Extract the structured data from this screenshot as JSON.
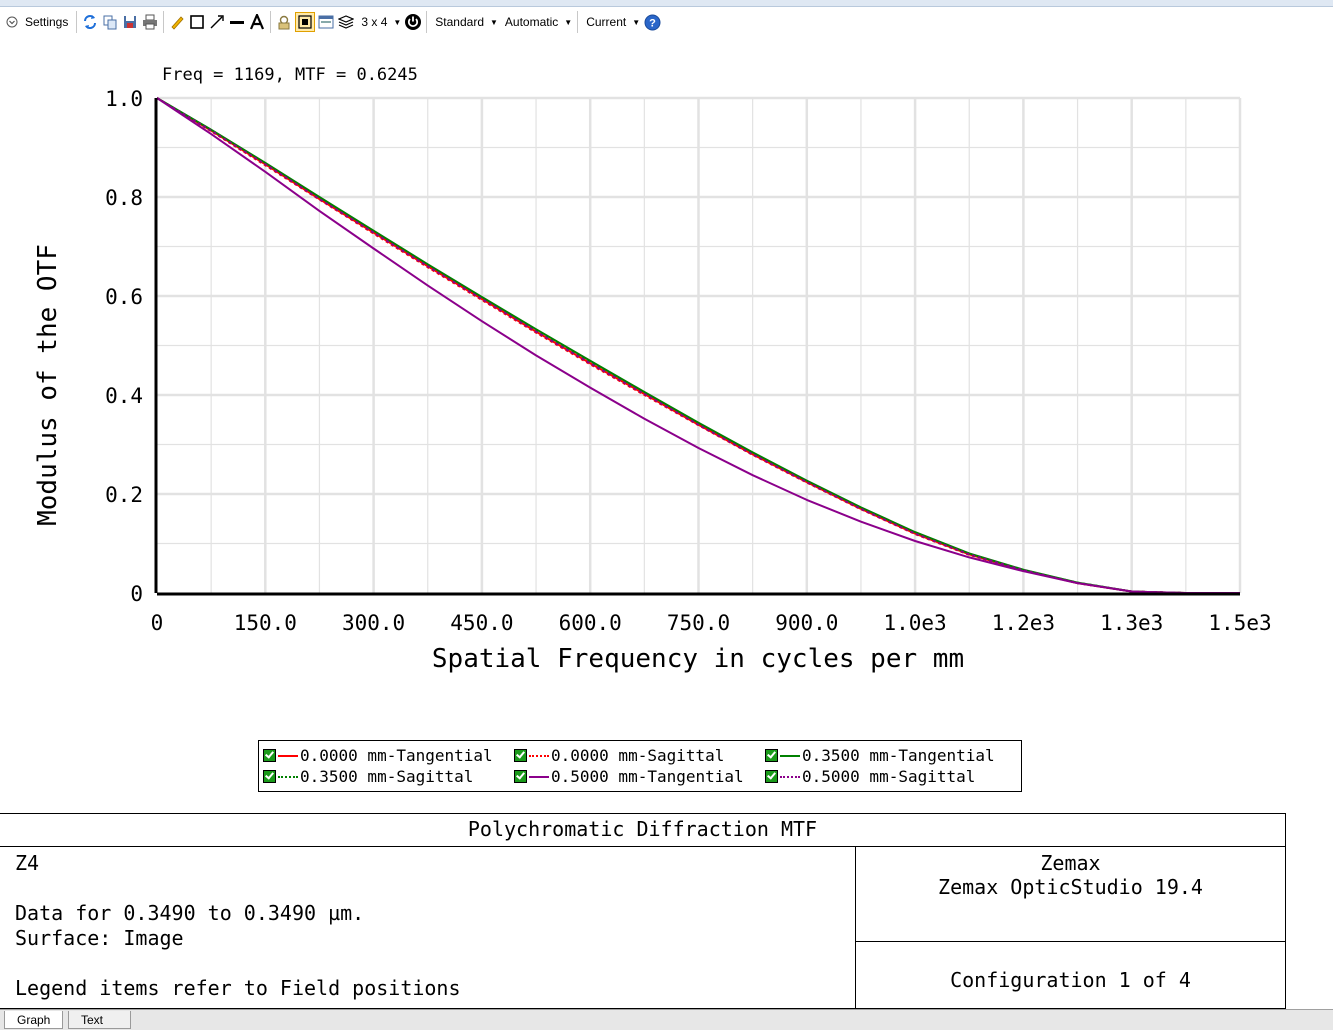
{
  "toolbar": {
    "settings_label": "Settings",
    "layout_label": "3 x 4",
    "standard_label": "Standard",
    "automatic_label": "Automatic",
    "current_label": "Current"
  },
  "chart_data": {
    "type": "line",
    "annotation": "Freq = 1169, MTF = 0.6245",
    "xlabel": "Spatial Frequency in cycles per mm",
    "ylabel": "Modulus of the OTF",
    "xlim": [
      0,
      1500
    ],
    "ylim": [
      0,
      1.0
    ],
    "x_ticks": [
      0,
      150,
      300,
      450,
      600,
      750,
      900,
      1050,
      1200,
      1350,
      1500
    ],
    "x_tick_labels": [
      "0",
      "150.0",
      "300.0",
      "450.0",
      "600.0",
      "750.0",
      "900.0",
      "1.0e3",
      "1.2e3",
      "1.3e3",
      "1.5e3"
    ],
    "y_ticks": [
      0,
      0.2,
      0.4,
      0.6,
      0.8,
      1.0
    ],
    "y_tick_labels": [
      "0",
      "0.2",
      "0.4",
      "0.6",
      "0.8",
      "1.0"
    ],
    "grid": true,
    "x": [
      0,
      75,
      150,
      225,
      300,
      375,
      450,
      525,
      600,
      675,
      750,
      825,
      900,
      975,
      1050,
      1125,
      1200,
      1275,
      1350,
      1425,
      1500
    ],
    "series": [
      {
        "name": "0.0000 mm-Tangential",
        "color": "#ff0000",
        "dash": "solid",
        "values": [
          1.0,
          0.934,
          0.866,
          0.796,
          0.728,
          0.66,
          0.594,
          0.528,
          0.464,
          0.402,
          0.34,
          0.28,
          0.224,
          0.17,
          0.12,
          0.078,
          0.046,
          0.02,
          0.003,
          0.0,
          0.0
        ]
      },
      {
        "name": "0.0000 mm-Sagittal",
        "color": "#ff0000",
        "dash": "dotted",
        "values": [
          1.0,
          0.933,
          0.864,
          0.795,
          0.726,
          0.658,
          0.592,
          0.526,
          0.462,
          0.4,
          0.339,
          0.279,
          0.223,
          0.169,
          0.119,
          0.077,
          0.046,
          0.02,
          0.003,
          0.0,
          0.0
        ]
      },
      {
        "name": "0.3500 mm-Tangential",
        "color": "#008000",
        "dash": "solid",
        "values": [
          1.0,
          0.936,
          0.869,
          0.8,
          0.732,
          0.664,
          0.598,
          0.533,
          0.469,
          0.406,
          0.344,
          0.284,
          0.227,
          0.173,
          0.123,
          0.08,
          0.047,
          0.021,
          0.003,
          0.0,
          0.0
        ]
      },
      {
        "name": "0.3500 mm-Sagittal",
        "color": "#008000",
        "dash": "dotted",
        "values": [
          1.0,
          0.935,
          0.867,
          0.798,
          0.73,
          0.662,
          0.596,
          0.531,
          0.467,
          0.404,
          0.342,
          0.282,
          0.225,
          0.171,
          0.121,
          0.079,
          0.046,
          0.021,
          0.003,
          0.0,
          0.0
        ]
      },
      {
        "name": "0.5000 mm-Tangential",
        "color": "#8b008b",
        "dash": "solid",
        "values": [
          1.0,
          0.927,
          0.851,
          0.772,
          0.696,
          0.621,
          0.549,
          0.48,
          0.415,
          0.352,
          0.293,
          0.238,
          0.188,
          0.144,
          0.105,
          0.072,
          0.044,
          0.02,
          0.003,
          0.0,
          0.0
        ]
      },
      {
        "name": "0.5000 mm-Sagittal",
        "color": "#8b008b",
        "dash": "dotted",
        "values": [
          1.0,
          0.934,
          0.866,
          0.796,
          0.728,
          0.66,
          0.594,
          0.528,
          0.464,
          0.402,
          0.34,
          0.28,
          0.224,
          0.17,
          0.12,
          0.078,
          0.046,
          0.02,
          0.003,
          0.0,
          0.0
        ]
      }
    ]
  },
  "legend": {
    "items": [
      {
        "label": "0.0000 mm-Tangential",
        "color": "#ff0000",
        "dash": "solid"
      },
      {
        "label": "0.0000 mm-Sagittal",
        "color": "#ff0000",
        "dash": "dotted"
      },
      {
        "label": "0.3500 mm-Tangential",
        "color": "#008000",
        "dash": "solid"
      },
      {
        "label": "0.3500 mm-Sagittal",
        "color": "#008000",
        "dash": "dotted"
      },
      {
        "label": "0.5000 mm-Tangential",
        "color": "#8b008b",
        "dash": "solid"
      },
      {
        "label": "0.5000 mm-Sagittal",
        "color": "#8b008b",
        "dash": "dotted"
      }
    ]
  },
  "info": {
    "title": "Polychromatic Diffraction MTF",
    "file_name": "Z4",
    "data_line": "Data for 0.3490 to 0.3490 µm.",
    "surface_line": "Surface: Image",
    "legend_note": "Legend items refer to Field positions",
    "company": "Zemax",
    "product": "Zemax OpticStudio 19.4",
    "configuration": "Configuration 1 of 4"
  },
  "tabs": {
    "graph": "Graph",
    "text": "Text"
  }
}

§ Exercise aim
Your task is to set down the records shown above exactly, minus any pictures.

§ Finished exercise
Extract the structured data from this screenshot as JSON.
{
  "toolbar": {
    "settings_label": "Settings",
    "layout_label": "3 x 4",
    "standard_label": "Standard",
    "automatic_label": "Automatic",
    "current_label": "Current"
  },
  "chart_data": {
    "type": "line",
    "annotation": "Freq = 1169, MTF = 0.6245",
    "xlabel": "Spatial Frequency in cycles per mm",
    "ylabel": "Modulus of the OTF",
    "xlim": [
      0,
      1500
    ],
    "ylim": [
      0,
      1.0
    ],
    "x_ticks": [
      0,
      150,
      300,
      450,
      600,
      750,
      900,
      1050,
      1200,
      1350,
      1500
    ],
    "x_tick_labels": [
      "0",
      "150.0",
      "300.0",
      "450.0",
      "600.0",
      "750.0",
      "900.0",
      "1.0e3",
      "1.2e3",
      "1.3e3",
      "1.5e3"
    ],
    "y_ticks": [
      0,
      0.2,
      0.4,
      0.6,
      0.8,
      1.0
    ],
    "y_tick_labels": [
      "0",
      "0.2",
      "0.4",
      "0.6",
      "0.8",
      "1.0"
    ],
    "grid": true,
    "x": [
      0,
      75,
      150,
      225,
      300,
      375,
      450,
      525,
      600,
      675,
      750,
      825,
      900,
      975,
      1050,
      1125,
      1200,
      1275,
      1350,
      1425,
      1500
    ],
    "series": [
      {
        "name": "0.0000 mm-Tangential",
        "color": "#ff0000",
        "dash": "solid",
        "values": [
          1.0,
          0.934,
          0.866,
          0.796,
          0.728,
          0.66,
          0.594,
          0.528,
          0.464,
          0.402,
          0.34,
          0.28,
          0.224,
          0.17,
          0.12,
          0.078,
          0.046,
          0.02,
          0.003,
          0.0,
          0.0
        ]
      },
      {
        "name": "0.0000 mm-Sagittal",
        "color": "#ff0000",
        "dash": "dotted",
        "values": [
          1.0,
          0.933,
          0.864,
          0.795,
          0.726,
          0.658,
          0.592,
          0.526,
          0.462,
          0.4,
          0.339,
          0.279,
          0.223,
          0.169,
          0.119,
          0.077,
          0.046,
          0.02,
          0.003,
          0.0,
          0.0
        ]
      },
      {
        "name": "0.3500 mm-Tangential",
        "color": "#008000",
        "dash": "solid",
        "values": [
          1.0,
          0.936,
          0.869,
          0.8,
          0.732,
          0.664,
          0.598,
          0.533,
          0.469,
          0.406,
          0.344,
          0.284,
          0.227,
          0.173,
          0.123,
          0.08,
          0.047,
          0.021,
          0.003,
          0.0,
          0.0
        ]
      },
      {
        "name": "0.3500 mm-Sagittal",
        "color": "#008000",
        "dash": "dotted",
        "values": [
          1.0,
          0.935,
          0.867,
          0.798,
          0.73,
          0.662,
          0.596,
          0.531,
          0.467,
          0.404,
          0.342,
          0.282,
          0.225,
          0.171,
          0.121,
          0.079,
          0.046,
          0.021,
          0.003,
          0.0,
          0.0
        ]
      },
      {
        "name": "0.5000 mm-Tangential",
        "color": "#8b008b",
        "dash": "solid",
        "values": [
          1.0,
          0.927,
          0.851,
          0.772,
          0.696,
          0.621,
          0.549,
          0.48,
          0.415,
          0.352,
          0.293,
          0.238,
          0.188,
          0.144,
          0.105,
          0.072,
          0.044,
          0.02,
          0.003,
          0.0,
          0.0
        ]
      },
      {
        "name": "0.5000 mm-Sagittal",
        "color": "#8b008b",
        "dash": "dotted",
        "values": [
          1.0,
          0.934,
          0.866,
          0.796,
          0.728,
          0.66,
          0.594,
          0.528,
          0.464,
          0.402,
          0.34,
          0.28,
          0.224,
          0.17,
          0.12,
          0.078,
          0.046,
          0.02,
          0.003,
          0.0,
          0.0
        ]
      }
    ]
  },
  "legend": {
    "items": [
      {
        "label": "0.0000 mm-Tangential",
        "color": "#ff0000",
        "dash": "solid"
      },
      {
        "label": "0.0000 mm-Sagittal",
        "color": "#ff0000",
        "dash": "dotted"
      },
      {
        "label": "0.3500 mm-Tangential",
        "color": "#008000",
        "dash": "solid"
      },
      {
        "label": "0.3500 mm-Sagittal",
        "color": "#008000",
        "dash": "dotted"
      },
      {
        "label": "0.5000 mm-Tangential",
        "color": "#8b008b",
        "dash": "solid"
      },
      {
        "label": "0.5000 mm-Sagittal",
        "color": "#8b008b",
        "dash": "dotted"
      }
    ]
  },
  "info": {
    "title": "Polychromatic Diffraction MTF",
    "file_name": "Z4",
    "data_line": "Data for 0.3490 to 0.3490 µm.",
    "surface_line": "Surface: Image",
    "legend_note": "Legend items refer to Field positions",
    "company": "Zemax",
    "product": "Zemax OpticStudio 19.4",
    "configuration": "Configuration 1 of 4"
  },
  "tabs": {
    "graph": "Graph",
    "text": "Text"
  }
}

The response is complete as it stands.